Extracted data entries
--

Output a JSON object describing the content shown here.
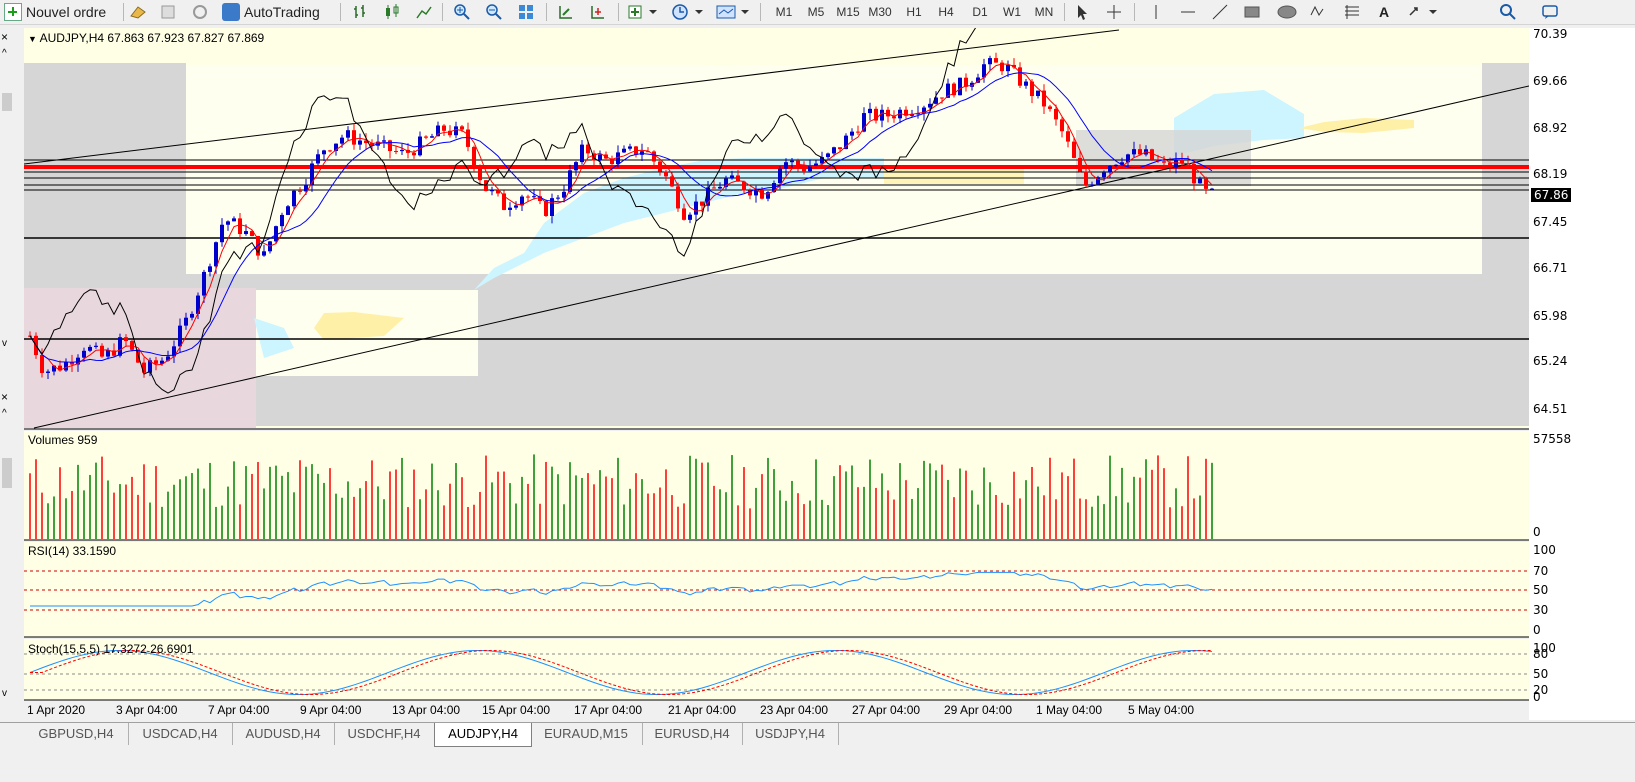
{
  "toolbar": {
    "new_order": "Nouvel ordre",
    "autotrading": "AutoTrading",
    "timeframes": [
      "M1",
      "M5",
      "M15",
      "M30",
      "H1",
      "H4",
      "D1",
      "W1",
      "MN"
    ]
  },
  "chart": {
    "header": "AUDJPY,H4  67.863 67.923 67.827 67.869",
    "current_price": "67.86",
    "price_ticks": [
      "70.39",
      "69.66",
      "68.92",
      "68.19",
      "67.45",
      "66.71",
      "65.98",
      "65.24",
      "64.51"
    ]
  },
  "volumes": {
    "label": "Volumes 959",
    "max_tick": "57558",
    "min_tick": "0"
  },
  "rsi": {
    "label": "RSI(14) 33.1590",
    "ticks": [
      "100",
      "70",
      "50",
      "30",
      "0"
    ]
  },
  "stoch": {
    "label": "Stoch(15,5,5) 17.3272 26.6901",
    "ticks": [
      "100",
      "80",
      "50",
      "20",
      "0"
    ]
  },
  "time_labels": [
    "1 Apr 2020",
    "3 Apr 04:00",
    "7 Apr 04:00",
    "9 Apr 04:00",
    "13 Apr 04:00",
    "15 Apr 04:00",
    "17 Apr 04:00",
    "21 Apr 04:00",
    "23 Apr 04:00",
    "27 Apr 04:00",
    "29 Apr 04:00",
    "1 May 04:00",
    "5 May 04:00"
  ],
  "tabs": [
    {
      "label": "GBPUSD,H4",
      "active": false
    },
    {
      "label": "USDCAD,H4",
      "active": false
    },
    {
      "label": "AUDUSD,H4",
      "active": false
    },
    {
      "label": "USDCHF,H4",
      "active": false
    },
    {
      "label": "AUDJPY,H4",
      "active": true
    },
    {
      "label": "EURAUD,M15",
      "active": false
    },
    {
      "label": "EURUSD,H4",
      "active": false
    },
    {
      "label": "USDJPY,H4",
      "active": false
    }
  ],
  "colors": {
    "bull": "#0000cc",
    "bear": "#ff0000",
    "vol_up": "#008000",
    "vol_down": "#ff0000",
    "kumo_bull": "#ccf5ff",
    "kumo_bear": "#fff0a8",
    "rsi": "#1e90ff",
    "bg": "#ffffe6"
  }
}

--

**Your goal**: Give back the whole listing as it stands, minus its pictures.

**Exercise output**:
Output a JSON object describing the content shown here.
{
  "toolbar": {
    "new_order": "Nouvel ordre",
    "autotrading": "AutoTrading",
    "timeframes": [
      "M1",
      "M5",
      "M15",
      "M30",
      "H1",
      "H4",
      "D1",
      "W1",
      "MN"
    ]
  },
  "chart": {
    "header": "AUDJPY,H4  67.863 67.923 67.827 67.869",
    "current_price": "67.86",
    "price_ticks": [
      "70.39",
      "69.66",
      "68.92",
      "68.19",
      "67.45",
      "66.71",
      "65.98",
      "65.24",
      "64.51"
    ]
  },
  "volumes": {
    "label": "Volumes 959",
    "max_tick": "57558",
    "min_tick": "0"
  },
  "rsi": {
    "label": "RSI(14) 33.1590",
    "ticks": [
      "100",
      "70",
      "50",
      "30",
      "0"
    ]
  },
  "stoch": {
    "label": "Stoch(15,5,5) 17.3272 26.6901",
    "ticks": [
      "100",
      "80",
      "50",
      "20",
      "0"
    ]
  },
  "time_labels": [
    "1 Apr 2020",
    "3 Apr 04:00",
    "7 Apr 04:00",
    "9 Apr 04:00",
    "13 Apr 04:00",
    "15 Apr 04:00",
    "17 Apr 04:00",
    "21 Apr 04:00",
    "23 Apr 04:00",
    "27 Apr 04:00",
    "29 Apr 04:00",
    "1 May 04:00",
    "5 May 04:00"
  ],
  "tabs": [
    {
      "label": "GBPUSD,H4",
      "active": false
    },
    {
      "label": "USDCAD,H4",
      "active": false
    },
    {
      "label": "AUDUSD,H4",
      "active": false
    },
    {
      "label": "USDCHF,H4",
      "active": false
    },
    {
      "label": "AUDJPY,H4",
      "active": true
    },
    {
      "label": "EURAUD,M15",
      "active": false
    },
    {
      "label": "EURUSD,H4",
      "active": false
    },
    {
      "label": "USDJPY,H4",
      "active": false
    }
  ],
  "colors": {
    "bull": "#0000cc",
    "bear": "#ff0000",
    "vol_up": "#008000",
    "vol_down": "#ff0000",
    "kumo_bull": "#ccf5ff",
    "kumo_bear": "#fff0a8",
    "rsi": "#1e90ff",
    "bg": "#ffffe6"
  }
}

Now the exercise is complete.